**Description of the task**: Every line containing the word "icon" needs to be found and copied.

**Data provided**:
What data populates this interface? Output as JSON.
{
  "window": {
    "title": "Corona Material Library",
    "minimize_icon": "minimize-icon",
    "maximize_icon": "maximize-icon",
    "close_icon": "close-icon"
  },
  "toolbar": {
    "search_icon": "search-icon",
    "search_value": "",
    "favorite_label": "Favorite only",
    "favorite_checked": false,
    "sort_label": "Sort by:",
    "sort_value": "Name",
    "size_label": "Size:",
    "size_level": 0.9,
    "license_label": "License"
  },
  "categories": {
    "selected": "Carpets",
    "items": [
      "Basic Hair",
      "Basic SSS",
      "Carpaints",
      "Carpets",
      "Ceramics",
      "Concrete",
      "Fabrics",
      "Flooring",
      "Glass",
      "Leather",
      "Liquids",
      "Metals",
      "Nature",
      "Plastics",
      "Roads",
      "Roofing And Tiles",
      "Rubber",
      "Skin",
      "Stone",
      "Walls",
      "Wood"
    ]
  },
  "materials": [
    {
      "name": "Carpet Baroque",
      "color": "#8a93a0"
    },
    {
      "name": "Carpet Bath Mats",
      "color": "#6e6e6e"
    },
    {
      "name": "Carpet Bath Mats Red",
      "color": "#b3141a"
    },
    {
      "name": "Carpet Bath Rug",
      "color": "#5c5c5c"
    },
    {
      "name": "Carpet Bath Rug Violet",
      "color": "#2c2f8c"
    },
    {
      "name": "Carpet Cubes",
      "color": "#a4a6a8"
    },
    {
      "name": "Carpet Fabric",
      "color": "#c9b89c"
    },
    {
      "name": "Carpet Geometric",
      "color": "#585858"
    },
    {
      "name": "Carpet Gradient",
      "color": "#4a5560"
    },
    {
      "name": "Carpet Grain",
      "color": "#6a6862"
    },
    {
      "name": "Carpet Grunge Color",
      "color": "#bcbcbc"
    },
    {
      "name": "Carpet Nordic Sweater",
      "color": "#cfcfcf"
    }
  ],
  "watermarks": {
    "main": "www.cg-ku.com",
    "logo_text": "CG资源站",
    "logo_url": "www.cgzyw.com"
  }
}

**Task result**:
    "minimize_icon": "minimize-icon",
    "maximize_icon": "maximize-icon",
    "close_icon": "close-icon"
    "search_icon": "search-icon",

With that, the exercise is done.